### TASK TO CARRY OUT
Starting with the line that holds "What does this", repeat each line through the last one below, exactly. Pictures stay out.

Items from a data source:
------------------------------------------------------------------------

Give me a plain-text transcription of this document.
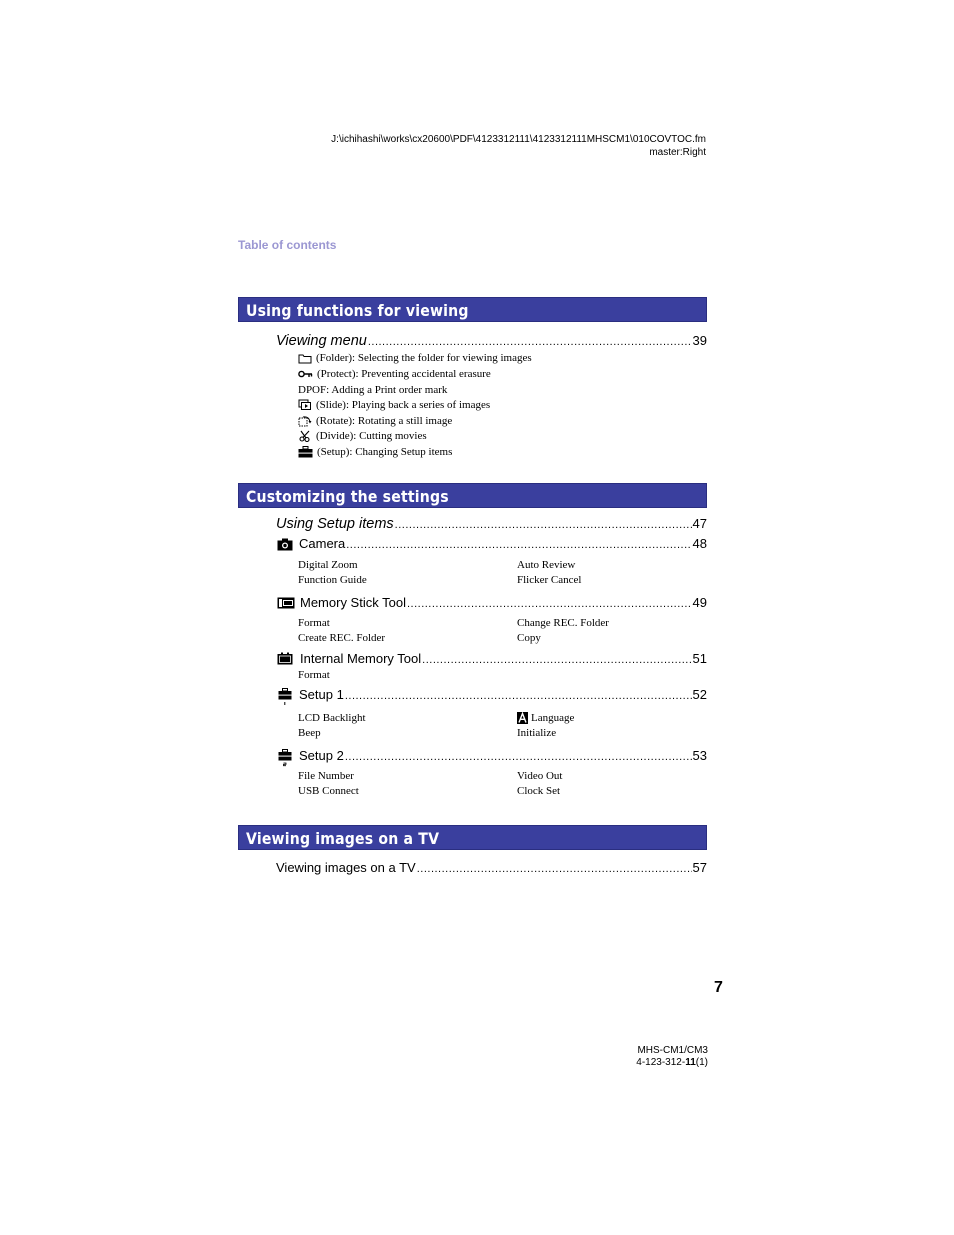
J:\ichihashi\works\cx20600\PDF\4123312111\4123312111MHSCM1\010COVTOC.fm
master:Right
Table of contents
Using functions for viewing
Viewing menu .....	39
(Folder): Selecting the folder for viewing images
(Protect): Preventing accidental erasure
DPOF: Adding a Print order mark
(Slide): Playing back a series of images
(Rotate): Rotating a still image
(Divide): Cutting movies
(Setup): Changing Setup items
Customizing the settings
Using Setup items .....	47
Camera .....	48
Digital Zoom	Auto Review
Function Guide	Flicker Cancel
Memory Stick Tool .....	49
Format	Change REC. Folder
Create REC. Folder	Copy
Internal Memory Tool .....	51
Format
Setup 1 .....	52
LCD Backlight	Language
Beep	Initialize
Setup 2 .....	53
File Number	Video Out
USB Connect	Clock Set
Viewing images on a TV
Viewing images on a TV .....	57
7
MHS-CM1/CM3
4-123-312-11(1)
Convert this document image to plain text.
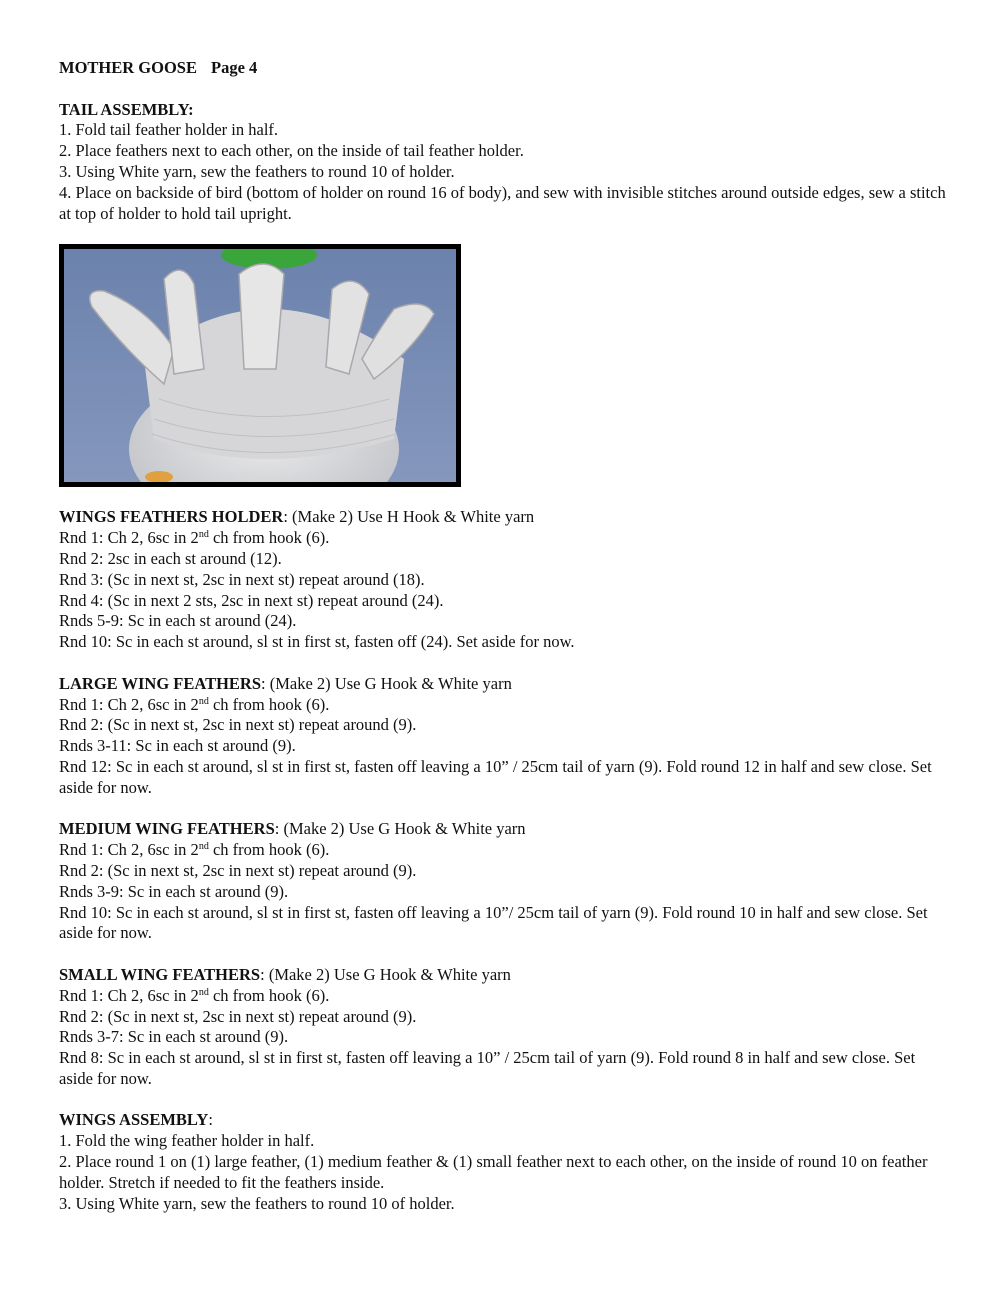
MOTHER GOOSE Page 4

TAIL ASSEMBLY:

1. Fold tail feather holder in half.

2. Place feathers next to each other, on the inside of tail feather holder.

3. Using White yarn, sew the feathers to round 10 of holder.

4. Place on backside of bird (bottom of holder on round 16 of body), and sew with invisible stitches around outside edges, sew a stitch at top of holder to hold tail upright.

WINGS FEATHERS HOLDER: (Make 2) Use H Hook & White yarn

Rnd 1: Ch 2, 6sc in 2nd ch from hook (6).

Rnd 2: 2sc in each st around (12).

Rnd 3: (Sc in next st, 2sc in next st) repeat around (18).

Rnd 4: (Sc in next 2 sts, 2sc in next st) repeat around (24).

Rnds 5-9: Sc in each st around (24).

Rnd 10: Sc in each st around, sl st in first st, fasten off (24). Set aside for now.

LARGE WING FEATHERS: (Make 2) Use G Hook & White yarn

Rnd 1: Ch 2, 6sc in 2nd ch from hook (6).

Rnd 2: (Sc in next st, 2sc in next st) repeat around (9).

Rnds 3-11: Sc in each st around (9).

Rnd 12: Sc in each st around, sl st in first st, fasten off leaving a 10” / 25cm tail of yarn (9). Fold round 12 in half and sew close. Set aside for now.

MEDIUM WING FEATHERS: (Make 2) Use G Hook & White yarn

Rnd 1: Ch 2, 6sc in 2nd ch from hook (6).

Rnd 2: (Sc in next st, 2sc in next st) repeat around (9).

Rnds 3-9: Sc in each st around (9).

Rnd 10: Sc in each st around, sl st in first st, fasten off leaving a 10”/ 25cm tail of yarn (9). Fold round 10 in half and sew close. Set aside for now.

SMALL WING FEATHERS: (Make 2) Use G Hook & White yarn

Rnd 1: Ch 2, 6sc in 2nd ch from hook (6).

Rnd 2: (Sc in next st, 2sc in next st) repeat around (9).

Rnds 3-7: Sc in each st around (9).

Rnd 8: Sc in each st around, sl st in first st, fasten off leaving a 10” / 25cm tail of yarn (9). Fold round 8 in half and sew close. Set aside for now.

WINGS ASSEMBLY:

1. Fold the wing feather holder in half.

2. Place round 1 on (1) large feather, (1) medium feather & (1) small feather next to each other, on the inside of round 10 on feather holder. Stretch if needed to fit the feathers inside.

3. Using White yarn, sew the feathers to round 10 of holder.
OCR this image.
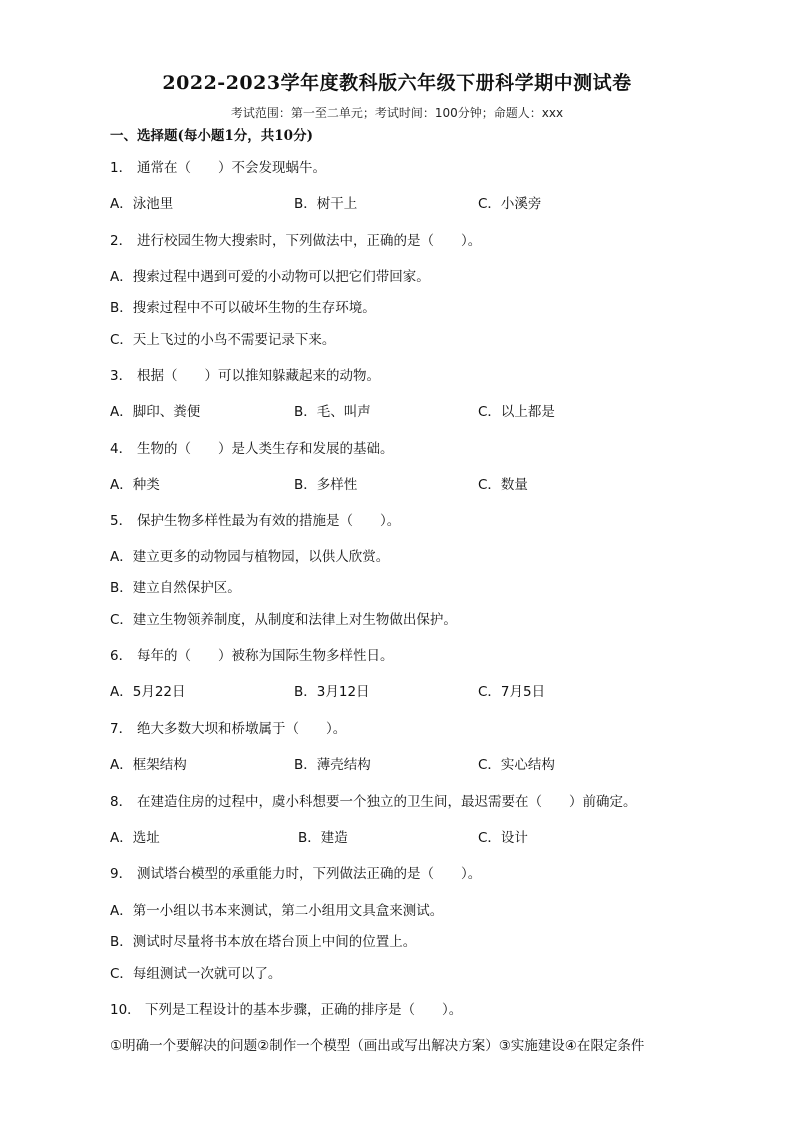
2022-2023学年度教科版六年级下册科学期中测试卷
考试范围：第一至二单元；考试时间：100分钟；命题人：xxx
一、选择题(每小题1分，共10分)
1． 通常在（　　）不会发现蜗牛。
A．泳池里	B．树干上	C．小溪旁
2． 进行校园生物大搜索时，下列做法中，正确的是（　　）。
A．搜索过程中遇到可爱的小动物可以把它们带回家。
B．搜索过程中不可以破坏生物的生存环境。
C．天上飞过的小鸟不需要记录下来。
3． 根据（　　）可以推知躲藏起来的动物。
A．脚印、粪便	B．毛、叫声	C．以上都是
4． 生物的（　　）是人类生存和发展的基础。
A．种类	B．多样性	C．数量
5． 保护生物多样性最为有效的措施是（　　）。
A．建立更多的动物园与植物园，以供人欣赏。
B．建立自然保护区。
C．建立生物领养制度，从制度和法律上对生物做出保护。
6． 每年的（　　）被称为国际生物多样性日。
A．5月22日	B．3月12日	C．7月5日
7． 绝大多数大坝和桥墩属于（　　）。
A．框架结构	B．薄壳结构	C．实心结构
8． 在建造住房的过程中，虞小科想要一个独立的卫生间，最迟需要在（　　）前确定。
A．选址	B．建造	C．设计
9． 测试塔台模型的承重能力时，下列做法正确的是（　　）。
A．第一小组以书本来测试，第二小组用文具盒来测试。
B．测试时尽量将书本放在塔台顶上中间的位置上。
C．每组测试一次就可以了。
10． 下列是工程设计的基本步骤，正确的排序是（　　）。
①明确一个要解决的问题②制作一个模型（画出或写出解决方案）③实施建设④在限定条件
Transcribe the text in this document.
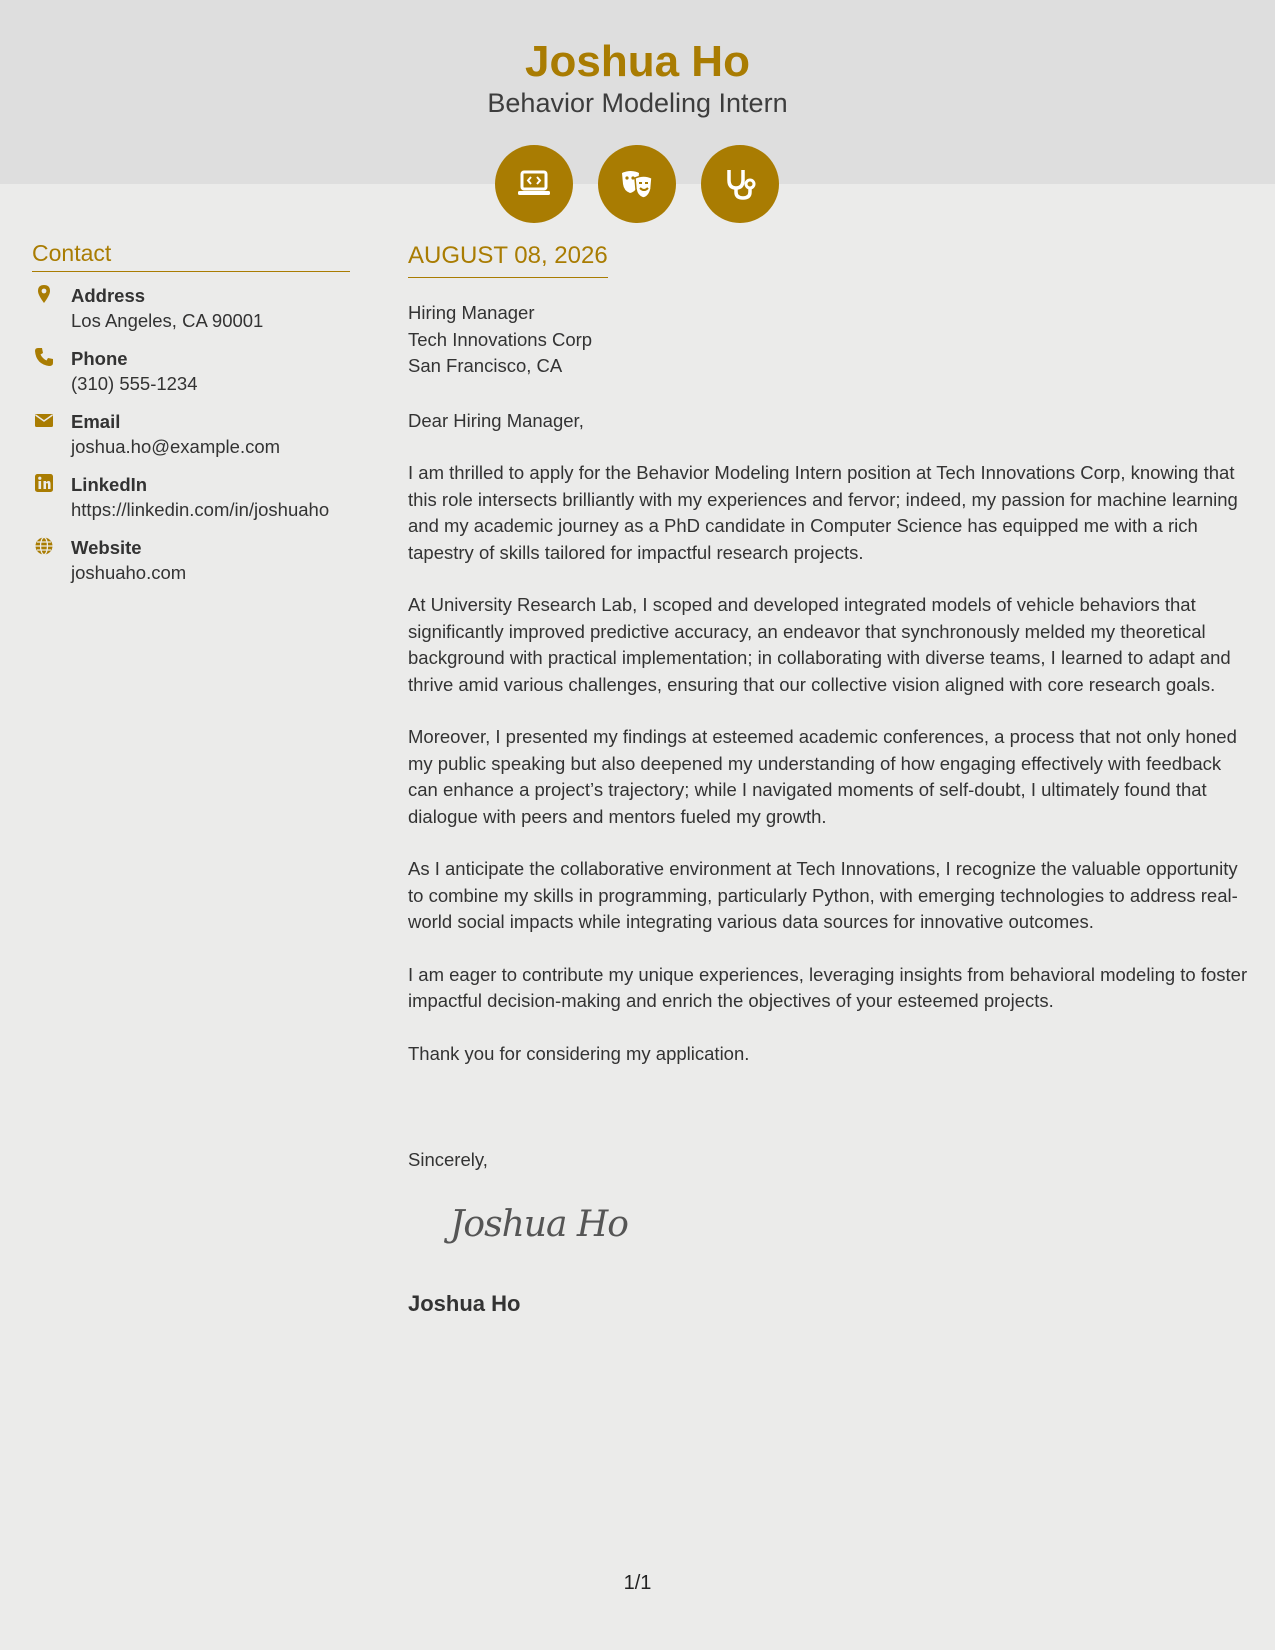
Joshua Ho
Behavior Modeling Intern
Contact
Address
Los Angeles, CA 90001
Phone
(310) 555-1234
Email
joshua.ho@example.com
LinkedIn
https://linkedin.com/in/joshuaho
Website
joshuaho.com
AUGUST 08, 2026
Hiring Manager
Tech Innovations Corp
San Francisco, CA
Dear Hiring Manager,

I am thrilled to apply for the Behavior Modeling Intern position at Tech Innovations Corp, knowing that this role intersects brilliantly with my experiences and fervor; indeed, my passion for machine learning and my academic journey as a PhD candidate in Computer Science has equipped me with a rich tapestry of skills tailored for impactful research projects.

At University Research Lab, I scoped and developed integrated models of vehicle behaviors that significantly improved predictive accuracy, an endeavor that synchronously melded my theoretical background with practical implementation; in collaborating with diverse teams, I learned to adapt and thrive amid various challenges, ensuring that our collective vision aligned with core research goals.

Moreover, I presented my findings at esteemed academic conferences, a process that not only honed my public speaking but also deepened my understanding of how engaging effectively with feedback can enhance a project’s trajectory; while I navigated moments of self-doubt, I ultimately found that dialogue with peers and mentors fueled my growth.

As I anticipate the collaborative environment at Tech Innovations, I recognize the valuable opportunity to combine my skills in programming, particularly Python, with emerging technologies to address real-world social impacts while integrating various data sources for innovative outcomes.

I am eager to contribute my unique experiences, leveraging insights from behavioral modeling to foster impactful decision-making and enrich the objectives of your esteemed projects.

Thank you for considering my application.

Sincerely,
Joshua Ho
Joshua Ho
1/1
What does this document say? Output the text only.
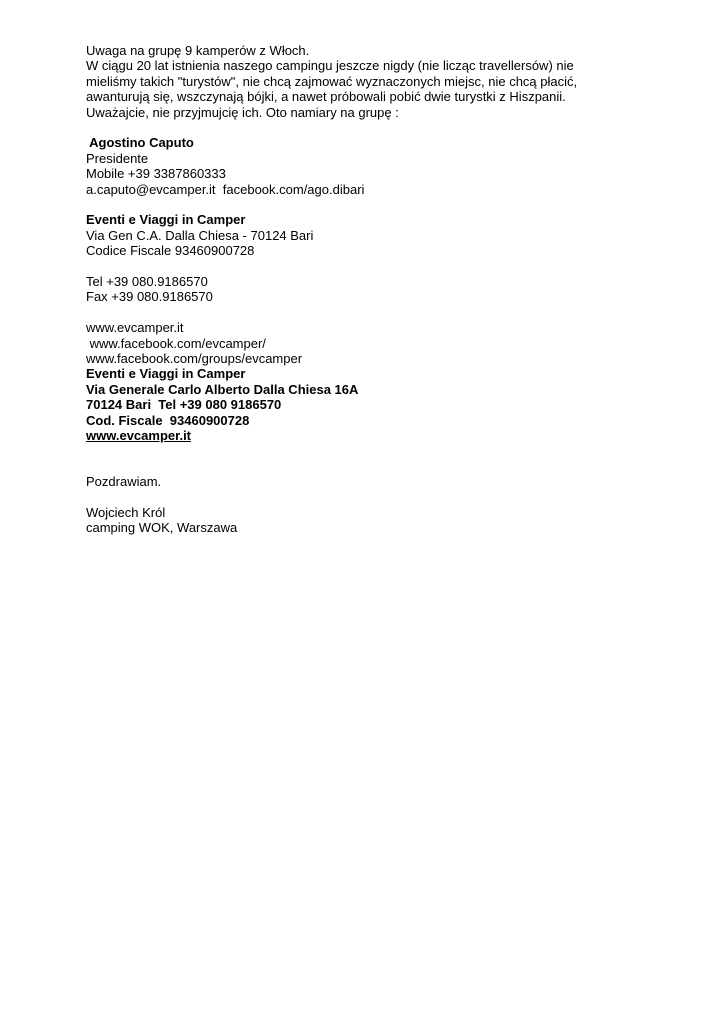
Uwaga na grupę 9 kamperów z Włoch.
W ciągu 20 lat istnienia naszego campingu jeszcze nigdy (nie licząc travellersów) nie
mieliśmy takich "turystów", nie chcą zajmować wyznaczonych miejsc, nie chcą płacić,
awanturują się, wszczynają bójki, a nawet próbowali pobić dwie turystki z Hiszpanii.
Uważajcie, nie przyjmujcię ich. Oto namiary na grupę :
Agostino Caputo
Presidente
Mobile +39 3387860333
a.caputo@evcamper.it  facebook.com/ago.dibari
Eventi e Viaggi in Camper
Via Gen C.A. Dalla Chiesa - 70124 Bari
Codice Fiscale 93460900728
Tel +39 080.9186570
Fax +39 080.9186570
www.evcamper.it
www.facebook.com/evcamper/
www.facebook.com/groups/evcamper
Eventi e Viaggi in Camper
Via Generale Carlo Alberto Dalla Chiesa 16A
70124 Bari  Tel +39 080 9186570
Cod. Fiscale  93460900728
www.evcamper.it
Pozdrawiam.
Wojciech Król
camping WOK, Warszawa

------------------------------------------------------------------------

### REPLY TO THE TASK
What does this document say? Output the text only.
Uwaga na grupę 9 kamperów z Włoch.
W ciągu 20 lat istnienia naszego campingu jeszcze nigdy (nie licząc travellersów) nie
mieliśmy takich "turystów", nie chcą zajmować wyznaczonych miejsc, nie chcą płacić,
awanturują się, wszczynają bójki, a nawet próbowali pobić dwie turystki z Hiszpanii.
Uważajcie, nie przyjmujcię ich. Oto namiary na grupę :
Agostino Caputo
Presidente
Mobile +39 3387860333
a.caputo@evcamper.it  facebook.com/ago.dibari
Eventi e Viaggi in Camper
Via Gen C.A. Dalla Chiesa - 70124 Bari
Codice Fiscale 93460900728
Tel +39 080.9186570
Fax +39 080.9186570
www.evcamper.it
www.facebook.com/evcamper/
www.facebook.com/groups/evcamper
Eventi e Viaggi in Camper
Via Generale Carlo Alberto Dalla Chiesa 16A
70124 Bari  Tel +39 080 9186570
Cod. Fiscale  93460900728
www.evcamper.it
Pozdrawiam.
Wojciech Król
camping WOK, Warszawa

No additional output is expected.